* _DATASET EXCERPTS_
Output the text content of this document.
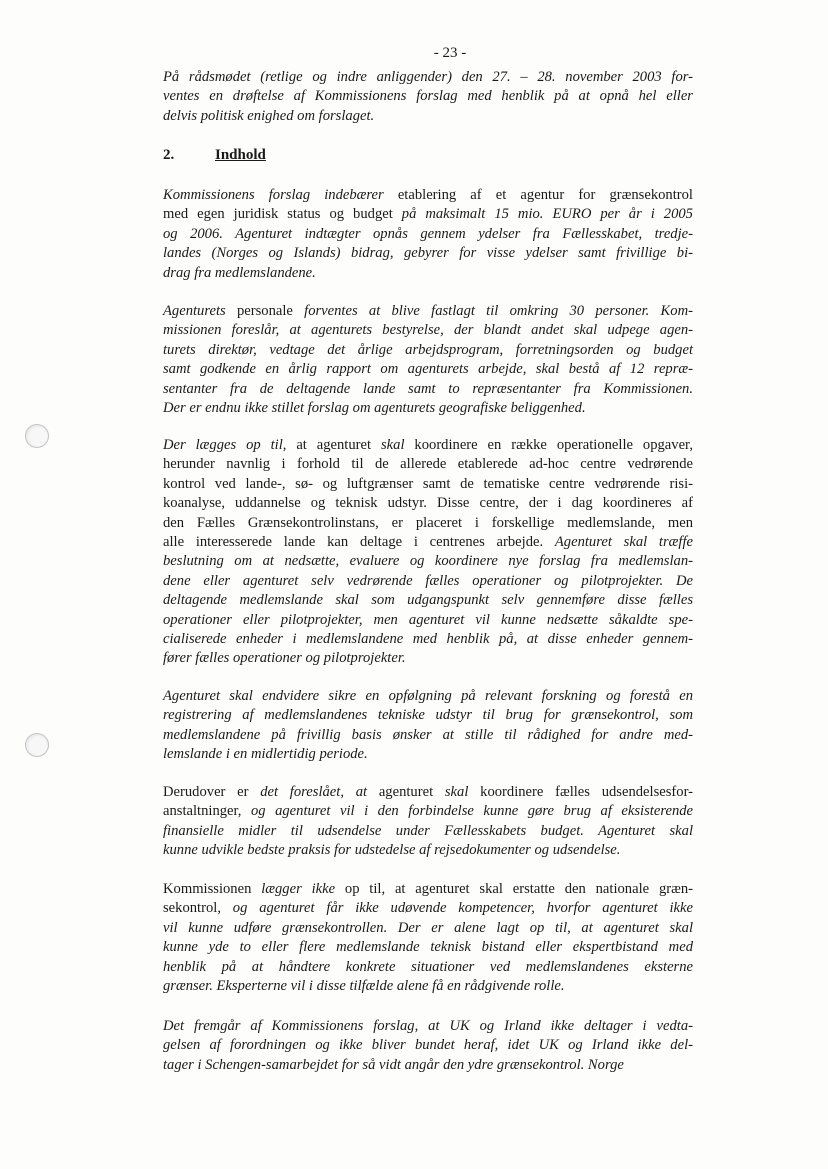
- 23 -
2.	Indhold
På rådsmødet (retlige og indre anliggender) den 27. – 28. november 2003 for-
ventes en drøftelse af Kommissionens forslag med henblik på at opnå hel eller
delvis politisk enighed om forslaget.
Kommissionens forslag indebærer etablering af et agentur for grænsekontrol
med egen juridisk status og budget på maksimalt 15 mio. EURO per år i 2005
og 2006. Agenturet indtægter opnås gennem ydelser fra Fællesskabet, tredje-
landes (Norges og Islands) bidrag, gebyrer for visse ydelser samt frivillige bi-
drag fra medlemslandene.
Agenturets personale forventes at blive fastlagt til omkring 30 personer. Kom-
missionen foreslår, at agenturets bestyrelse, der blandt andet skal udpege agen-
turets direktør, vedtage det årlige arbejdsprogram, forretningsorden og budget
samt godkende en årlig rapport om agenturets arbejde, skal bestå af 12 repræ-
sentanter fra de deltagende lande samt to repræsentanter fra Kommissionen.
Der er endnu ikke stillet forslag om agenturets geografiske beliggenhed.
Der lægges op til, at agenturet skal koordinere en række operationelle opgaver,
herunder navnlig i forhold til de allerede etablerede ad-hoc centre vedrørende
kontrol ved lande-, sø- og luftgrænser samt de tematiske centre vedrørende risi-
koanalyse, uddannelse og teknisk udstyr. Disse centre, der i dag koordineres af
den Fælles Grænsekontrolinstans, er placeret i forskellige medlemslande, men
alle interesserede lande kan deltage i centrenes arbejde. Agenturet skal træffe
beslutning om at nedsætte, evaluere og koordinere nye forslag fra medlemslan-
dene eller agenturet selv vedrørende fælles operationer og pilotprojekter. De
deltagende medlemslande skal som udgangspunkt selv gennemføre disse fælles
operationer eller pilotprojekter, men agenturet vil kunne nedsætte såkaldte spe-
cialiserede enheder i medlemslandene med henblik på, at disse enheder gennem-
fører fælles operationer og pilotprojekter.
Agenturet skal endvidere sikre en opfølgning på relevant forskning og forestå en
registrering af medlemslandenes tekniske udstyr til brug for grænsekontrol, som
medlemslandene på frivillig basis ønsker at stille til rådighed for andre med-
lemslande i en midlertidig periode.
Derudover er det foreslået, at agenturet skal koordinere fælles udsendelsesfor-
anstaltninger, og agenturet vil i den forbindelse kunne gøre brug af eksisterende
finansielle midler til udsendelse under Fællesskabets budget. Agenturet skal
kunne udvikle bedste praksis for udstedelse af rejsedokumenter og udsendelse.
Kommissionen lægger ikke op til, at agenturet skal erstatte den nationale græn-
sekontrol, og agenturet får ikke udøvende kompetencer, hvorfor agenturet ikke
vil kunne udføre grænsekontrollen. Der er alene lagt op til, at agenturet skal
kunne yde to eller flere medlemslande teknisk bistand eller ekspertbistand med
henblik på at håndtere konkrete situationer ved medlemslandenes eksterne
grænser. Eksperterne vil i disse tilfælde alene få en rådgivende rolle.
Det fremgår af Kommissionens forslag, at UK og Irland ikke deltager i vedta-
gelsen af forordningen og ikke bliver bundet heraf, idet UK og Irland ikke del-
tager i Schengen-samarbejdet for så vidt angår den ydre grænsekontrol. Norge
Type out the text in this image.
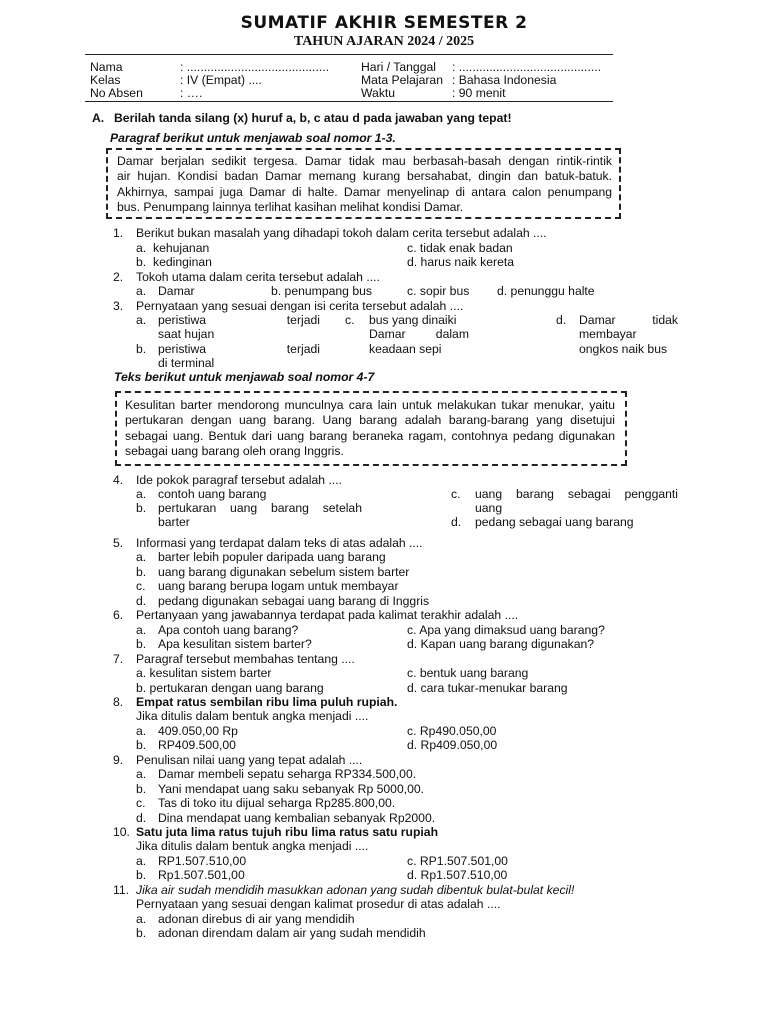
SUMATIF AKHIR SEMESTER 2
TAHUN AJARAN 2024 / 2025
Nama	: ..........................................
Kelas	: IV (Empat) ....
No Absen	: ….
Hari / Tanggal : ..........................................
Mata Pelajaran : Bahasa Indonesia
Waktu	: 90 menit
A. Berilah tanda silang (x) huruf a, b, c atau d pada jawaban yang tepat!
Paragraf berikut untuk menjawab soal nomor 1-3.
Damar berjalan sedikit tergesa. Damar tidak mau berbasah-basah dengan rintik-rintik
air hujan. Kondisi badan Damar memang kurang bersahabat, dingin dan batuk-batuk.
Akhirnya, sampai juga Damar di halte. Damar menyelinap di antara calon penumpang
bus. Penumpang lainnya terlihat kasihan melihat kondisi Damar.
1. Berikut bukan masalah yang dihadapi tokoh dalam cerita tersebut adalah ....
a. kehujanan
b. kedinginan
c. tidak enak badan
d. harus naik kereta
2. Tokoh utama dalam cerita tersebut adalah ....
a. Damar	b. penumpang bus	c. sopir bus d. penunggu halte
3. Pernyataan yang sesuai dengan isi cerita tersebut adalah ....
a. peristiwa	terjadi
saat hujan
b. peristiwa	terjadi
di terminal
c. bus yang dinaiki
Damar dalam
keadaan sepi
d. Damar	tidak
membayar
ongkos naik bus
Teks berikut untuk menjawab soal nomor 4-7
Kesulitan barter mendorong munculnya cara lain untuk melakukan tukar menukar, yaitu
pertukaran dengan uang barang. Uang barang adalah barang-barang yang disetujui
sebagai uang. Bentuk dari uang barang beraneka ragam, contohnya pedang digunakan
sebagai uang barang oleh orang Inggris.
4. Ide pokok paragraf tersebut adalah ....
a. contoh uang barang
b. pertukaran uang barang setelah
barter
c. uang barang sebagai pengganti
uang
d. pedang sebagai uang barang
5. Informasi yang terdapat dalam teks di atas adalah ....
a. barter lebih populer daripada uang barang
b. uang barang digunakan sebelum sistem barter
c. uang barang berupa logam untuk membayar
d. pedang digunakan sebagai uang barang di Inggris
6. Pertanyaan yang jawabannya terdapat pada kalimat terakhir adalah ....
a. Apa contoh uang barang?
b. Apa kesulitan sistem barter?
c. Apa yang dimaksud uang barang?
d. Kapan uang barang digunakan?
7. Paragraf tersebut membahas tentang ....
a. kesulitan sistem barter
b. pertukaran dengan uang barang
c. bentuk uang barang
d. cara tukar-menukar barang
8. Empat ratus sembilan ribu lima puluh rupiah.
Jika ditulis dalam bentuk angka menjadi ....
a. 409.050,00 Rp
b. RP409.500,00
c. Rp490.050,00
d. Rp409.050,00
9. Penulisan nilai uang yang tepat adalah ....
a. Damar membeli sepatu seharga RP334.500,00.
b. Yani mendapat uang saku sebanyak Rp 5000,00.
c. Tas di toko itu dijual seharga Rp285.800,00.
d. Dina mendapat uang kembalian sebanyak Rp2000.
10. Satu juta lima ratus tujuh ribu lima ratus satu rupiah
Jika ditulis dalam bentuk angka menjadi ....
a. RP1.507.510,00
b. Rp1.507.501,00
c. RP1.507.501,00
d. Rp1.507.510,00
11. Jika air sudah mendidih masukkan adonan yang sudah dibentuk bulat-bulat kecil!
Pernyataan yang sesuai dengan kalimat prosedur di atas adalah ....
a. adonan direbus di air yang mendidih
b. adonan direndam dalam air yang sudah mendidih
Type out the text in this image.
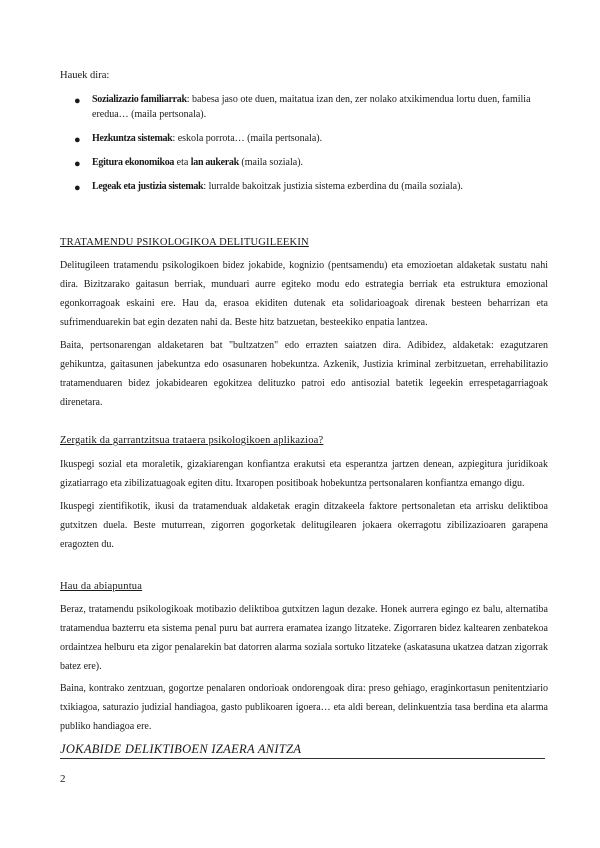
Hauek dira:
● Sozializazio familiarrak: babesa jaso ote duen, maitatua izan den, zer nolako atxikimendua lortu duen, familia eredua… (maila pertsonala).
● Hezkuntza sistemak: eskola porrota… (maila pertsonala).
● Egitura ekonomikoa eta lan aukerak (maila soziala).
● Legeak eta justizia sistemak: lurralde bakoitzak justizia sistema ezberdina du (maila soziala).
TRATAMENDU PSIKOLOGIKOA DELITUGILEEKIN

Delitugileen tratamendu psikologikoen bidez jokabide, kognizio (pentsamendu) eta emozioetan aldaketak sustatu nahi dira. Bizitzarako gaitasun berriak, munduari aurre egiteko modu edo estrategia berriak eta estruktura emozional egonkorragoak eskaini ere. Hau da, erasoa ekiditen dutenak eta solidarioagoak direnak besteen beharrizan eta sufrimenduarekin bat egin dezaten nahi da. Beste hitz batzuetan, besteekiko enpatia lantzea.

Baita, pertsonarengan aldaketaren bat "bultzatzen" edo errazten saiatzen dira. Adibidez, aldaketak: ezagutzaren gehikuntza, gaitasunen jabekuntza edo osasunaren hobekuntza. Azkenik, Justizia kriminal zerbitzuetan, errehabilitazio tratamenduaren bidez jokabidearen egokitzea delituzko patroi edo antisozial batetik legeekin errespetagarriagoak direnetara.

Zergatik da garrantzitsua trataera psikologikoen aplikazioa?

Ikuspegi sozial eta moraletik, gizakiarengan konfiantza erakutsi eta esperantza jartzen denean, azpiegitura juridikoak gizatiarrago eta zibilizatuagoak egiten ditu. Itxaropen positiboak hobekuntza pertsonalaren konfiantza emango digu.

Ikuspegi zientifikotik, ikusi da tratamenduak aldaketak eragin ditzakeela faktore pertsonaletan eta arrisku deliktiboa gutxitzen duela. Beste muturrean, zigorren gogorketak delitugilearen jokaera okerragotu zibilizazioaren garapena eragozten du.

Hau da abiapuntua

Beraz, tratamendu psikologikoak motibazio deliktiboa gutxitzen lagun dezake. Honek aurrera egingo ez balu, alternatiba tratamendua bazterru eta sistema penal puru bat aurrera eramatea izango litzateke. Zigorraren bidez kaltearen zenbatekoa ordaintzea helburu eta zigor penalarekin bat datorren alarma soziala sortuko litzateke (askatasuna ukatzea datzan zigorrak batez ere).

Baina, kontrako zentzuan, gogortze penalaren ondorioak ondorengoak dira: preso gehiago, eraginkortasun penitentziario txikiagoa, saturazio judizial handiagoa, gasto publikoaren igoera… eta aldi berean, delinkuentzia tasa berdina eta alarma publiko handiagoa ere.

JOKABIDE DELIKTIBOEN IZAERA ANITZA
2
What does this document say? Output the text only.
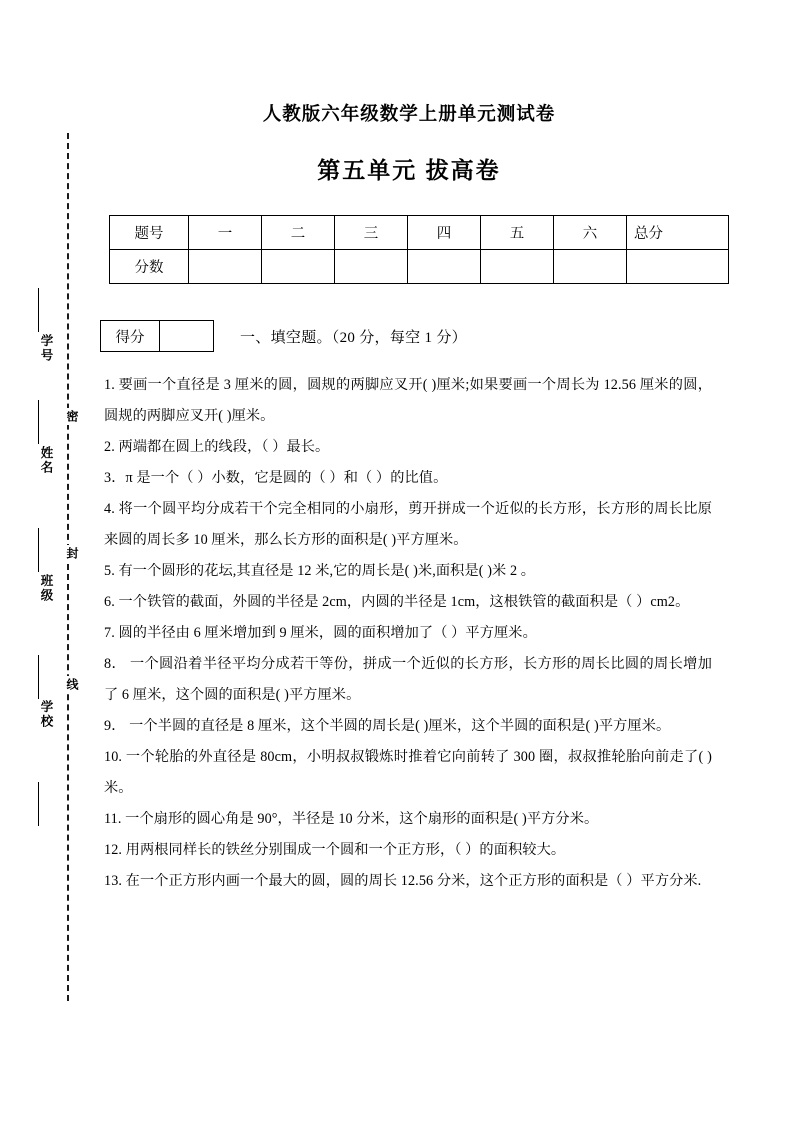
密
封
线
学号
姓名
班级
学校
人教版六年级数学上册单元测试卷
第五单元 拔高卷
题号	一	二	三	四	五	六	总分
分数							
得分	一、填空题。（20 分，每空 1 分）
1. 要画一个直径是 3 厘米的圆，圆规的两脚应叉开( )厘米;如果要画一个周长为 12.56 厘米的圆，圆规的两脚应叉开( )厘米。
2. 两端都在圆上的线段，（ ）最长。
3．π 是一个（ ）小数，它是圆的（ ）和（ ）的比值。
4. 将一个圆平均分成若干个完全相同的小扇形，剪开拼成一个近似的长方形，长方形的周长比原来圆的周长多 10 厘米，那么长方形的面积是( )平方厘米。
5. 有一个圆形的花坛,其直径是 12 米,它的周长是( )米,面积是( )米 2 。
6. 一个铁管的截面，外圆的半径是 2cm，内圆的半径是 1cm，这根铁管的截面积是（ ）cm2。
7. 圆的半径由 6 厘米增加到 9 厘米，圆的面积增加了（ ）平方厘米。
8． 一个圆沿着半径平均分成若干等份，拼成一个近似的长方形，长方形的周长比圆的周长增加了 6 厘米，这个圆的面积是( )平方厘米。
9． 一个半圆的直径是 8 厘米，这个半圆的周长是( )厘米，这个半圆的面积是( )平方厘米。
10. 一个轮胎的外直径是 80cm，小明叔叔锻炼时推着它向前转了 300 圈，叔叔推轮胎向前走了( )米。
11. 一个扇形的圆心角是 90°，半径是 10 分米，这个扇形的面积是( )平方分米。
12. 用两根同样长的铁丝分别围成一个圆和一个正方形，（ ）的面积较大。
13. 在一个正方形内画一个最大的圆，圆的周长 12.56 分米，这个正方形的面积是（ ）平方分米.
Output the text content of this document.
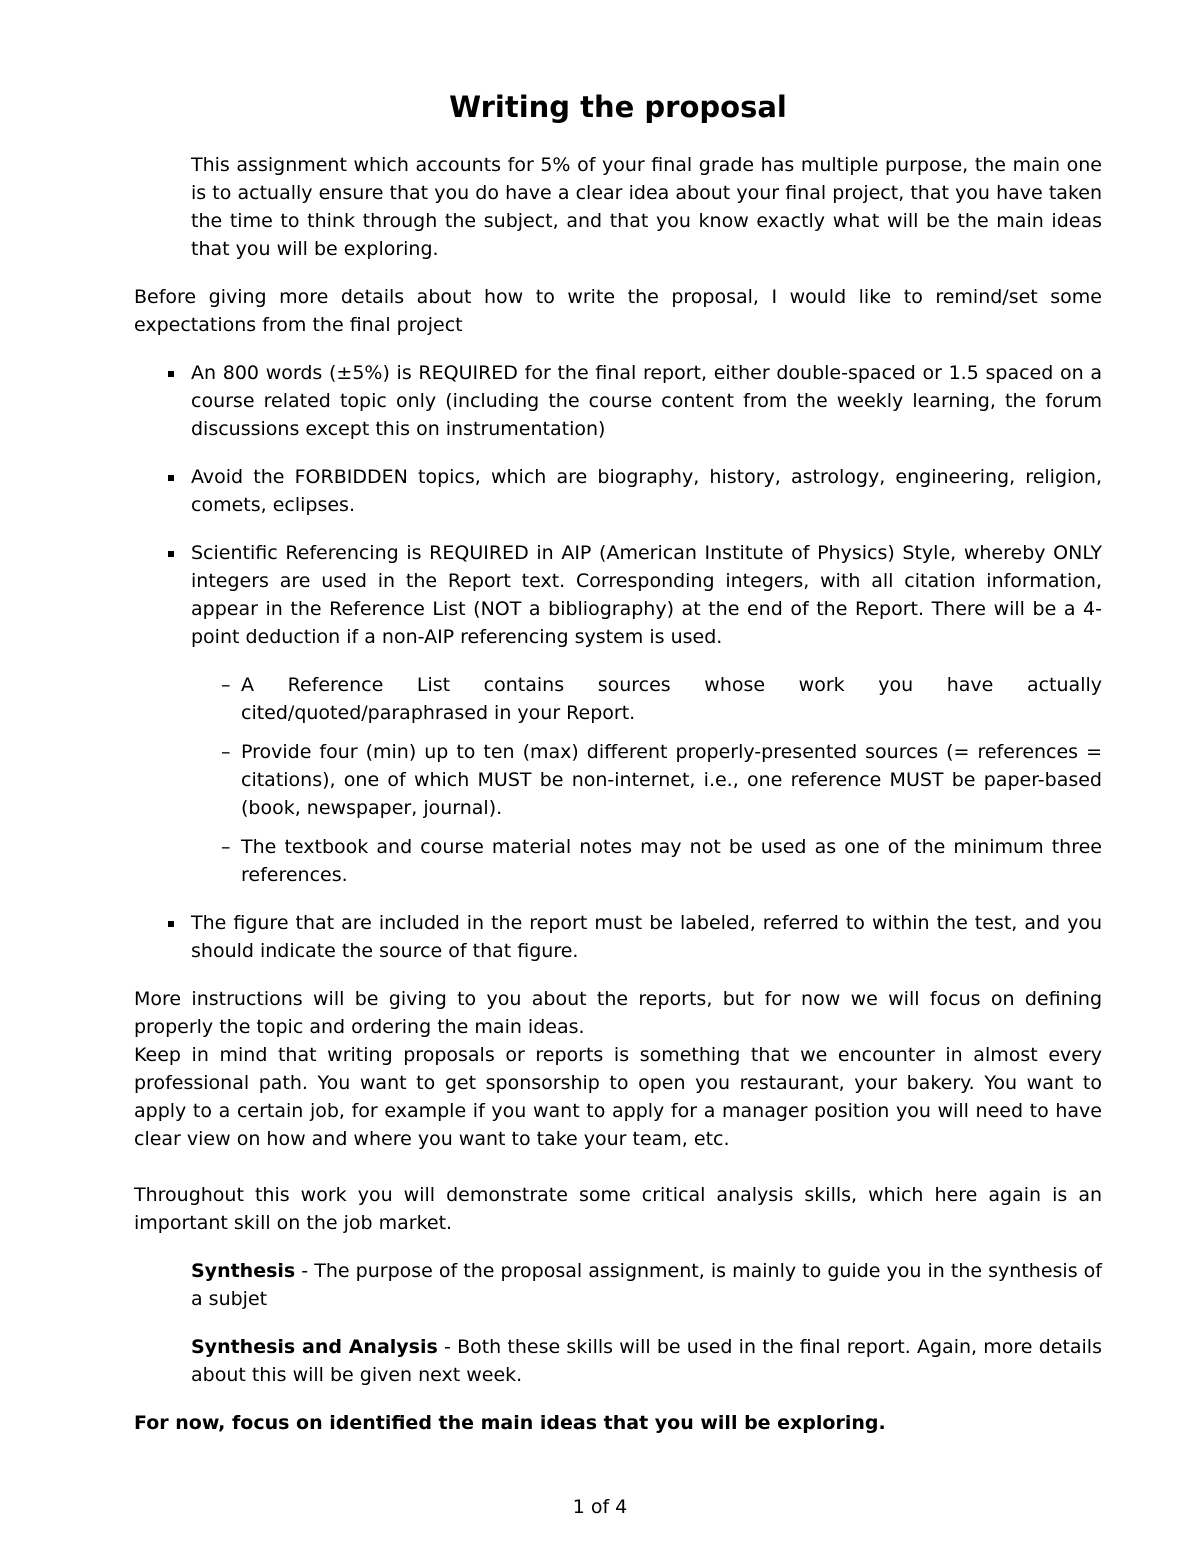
Writing the proposal

This assignment which accounts for 5% of your final grade has multiple purpose, the main one is to actually ensure that you do have a clear idea about your final project, that you have taken the time to think through the subject, and that you know exactly what will be the main ideas that you will be exploring.

Before giving more details about how to write the proposal, I would like to remind/set some expectations from the final project

An 800 words (±5%) is REQUIRED for the final report, either double-spaced or 1.5 spaced on a course related topic only (including the course content from the weekly learning, the forum discussions except this on instrumentation)
Avoid the FORBIDDEN topics, which are biography, history, astrology, engineering, religion, comets, eclipses.
Scientific Referencing is REQUIRED in AIP (American Institute of Physics) Style, whereby ONLY integers are used in the Report text. Corresponding integers, with all citation information, appear in the Reference List (NOT a bibliography) at the end of the Report. There will be a 4-point deduction if a non-AIP referencing system is used.
– A Reference List contains sources whose work you have actually cited/quoted/paraphrased in your Report.
– Provide four (min) up to ten (max) different properly-presented sources (= references = citations), one of which MUST be non-internet, i.e., one reference MUST be paper-based (book, newspaper, journal).
– The textbook and course material notes may not be used as one of the minimum three references.
The figure that are included in the report must be labeled, referred to within the test, and you should indicate the source of that figure.

More instructions will be giving to you about the reports, but for now we will focus on defining properly the topic and ordering the main ideas.

Keep in mind that writing proposals or reports is something that we encounter in almost every professional path. You want to get sponsorship to open you restaurant, your bakery. You want to apply to a certain job, for example if you want to apply for a manager position you will need to have clear view on how and where you want to take your team, etc.

Throughout this work you will demonstrate some critical analysis skills, which here again is an important skill on the job market.

Synthesis - The purpose of the proposal assignment, is mainly to guide you in the synthesis of a subjet
Synthesis and Analysis - Both these skills will be used in the final report. Again, more details about this will be given next week.

For now, focus on identified the main ideas that you will be exploring.

1 of 4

* _DIRECTIONS FOR THIS TASK_
State how many lines of the records above contain the word "pertukaran", and give only that number.

* _REPLY_
3